====== STORED ROWS

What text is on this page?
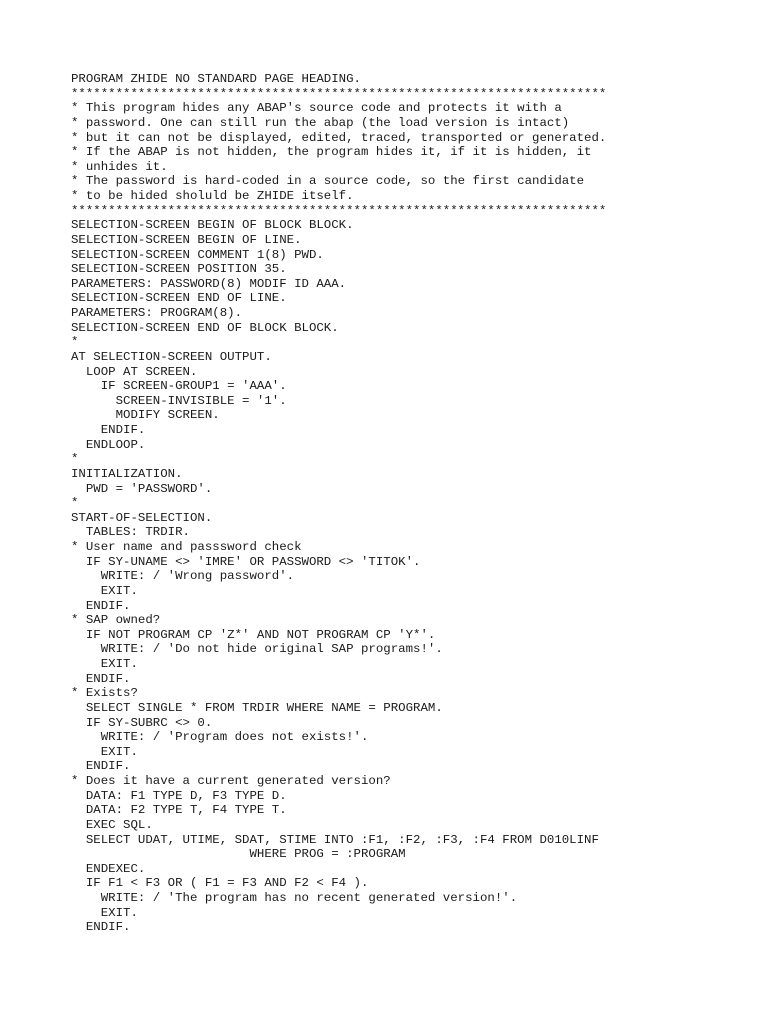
PROGRAM ZHIDE NO STANDARD PAGE HEADING.
************************************************************************
* This program hides any ABAP's source code and protects it with a
* password. One can still run the abap (the load version is intact)
* but it can not be displayed, edited, traced, transported or generated.
* If the ABAP is not hidden, the program hides it, if it is hidden, it
* unhides it.
* The password is hard-coded in a source code, so the first candidate
* to be hided sholuld be ZHIDE itself.
************************************************************************
SELECTION-SCREEN BEGIN OF BLOCK BLOCK.
SELECTION-SCREEN BEGIN OF LINE.
SELECTION-SCREEN COMMENT 1(8) PWD.
SELECTION-SCREEN POSITION 35.
PARAMETERS: PASSWORD(8) MODIF ID AAA.
SELECTION-SCREEN END OF LINE.
PARAMETERS: PROGRAM(8).
SELECTION-SCREEN END OF BLOCK BLOCK.
*
AT SELECTION-SCREEN OUTPUT.
LOOP AT SCREEN.
IF SCREEN-GROUP1 = 'AAA'.
SCREEN-INVISIBLE = '1'.
MODIFY SCREEN.
ENDIF.
ENDLOOP.
*
INITIALIZATION.
PWD = 'PASSWORD'.
*
START-OF-SELECTION.
TABLES: TRDIR.
* User name and passsword check
IF SY-UNAME <> 'IMRE' OR PASSWORD <> 'TITOK'.
WRITE: / 'Wrong password'.
EXIT.
ENDIF.
* SAP owned?
IF NOT PROGRAM CP 'Z*' AND NOT PROGRAM CP 'Y*'.
WRITE: / 'Do not hide original SAP programs!'.
EXIT.
ENDIF.
* Exists?
SELECT SINGLE * FROM TRDIR WHERE NAME = PROGRAM.
IF SY-SUBRC <> 0.
WRITE: / 'Program does not exists!'.
EXIT.
ENDIF.
* Does it have a current generated version?
DATA: F1 TYPE D, F3 TYPE D.
DATA: F2 TYPE T, F4 TYPE T.
EXEC SQL.
SELECT UDAT, UTIME, SDAT, STIME INTO :F1, :F2, :F3, :F4 FROM D010LINF
WHERE PROG = :PROGRAM
ENDEXEC.
IF F1 < F3 OR ( F1 = F3 AND F2 < F4 ).
WRITE: / 'The program has no recent generated version!'.
EXIT.
ENDIF.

============

Do not include images; quote all of the entries above exactly.

_SOLUTION BELOW_
What text is on this page?
PROGRAM ZHIDE NO STANDARD PAGE HEADING.
************************************************************************
* This program hides any ABAP's source code and protects it with a
* password. One can still run the abap (the load version is intact)
* but it can not be displayed, edited, traced, transported or generated.
* If the ABAP is not hidden, the program hides it, if it is hidden, it
* unhides it.
* The password is hard-coded in a source code, so the first candidate
* to be hided sholuld be ZHIDE itself.
************************************************************************
SELECTION-SCREEN BEGIN OF BLOCK BLOCK.
SELECTION-SCREEN BEGIN OF LINE.
SELECTION-SCREEN COMMENT 1(8) PWD.
SELECTION-SCREEN POSITION 35.
PARAMETERS: PASSWORD(8) MODIF ID AAA.
SELECTION-SCREEN END OF LINE.
PARAMETERS: PROGRAM(8).
SELECTION-SCREEN END OF BLOCK BLOCK.
*
AT SELECTION-SCREEN OUTPUT.
LOOP AT SCREEN.
IF SCREEN-GROUP1 = 'AAA'.
SCREEN-INVISIBLE = '1'.
MODIFY SCREEN.
ENDIF.
ENDLOOP.
*
INITIALIZATION.
PWD = 'PASSWORD'.
*
START-OF-SELECTION.
TABLES: TRDIR.
* User name and passsword check
IF SY-UNAME <> 'IMRE' OR PASSWORD <> 'TITOK'.
WRITE: / 'Wrong password'.
EXIT.
ENDIF.
* SAP owned?
IF NOT PROGRAM CP 'Z*' AND NOT PROGRAM CP 'Y*'.
WRITE: / 'Do not hide original SAP programs!'.
EXIT.
ENDIF.
* Exists?
SELECT SINGLE * FROM TRDIR WHERE NAME = PROGRAM.
IF SY-SUBRC <> 0.
WRITE: / 'Program does not exists!'.
EXIT.
ENDIF.
* Does it have a current generated version?
DATA: F1 TYPE D, F3 TYPE D.
DATA: F2 TYPE T, F4 TYPE T.
EXEC SQL.
SELECT UDAT, UTIME, SDAT, STIME INTO :F1, :F2, :F3, :F4 FROM D010LINF
WHERE PROG = :PROGRAM
ENDEXEC.
IF F1 < F3 OR ( F1 = F3 AND F2 < F4 ).
WRITE: / 'The program has no recent generated version!'.
EXIT.
ENDIF.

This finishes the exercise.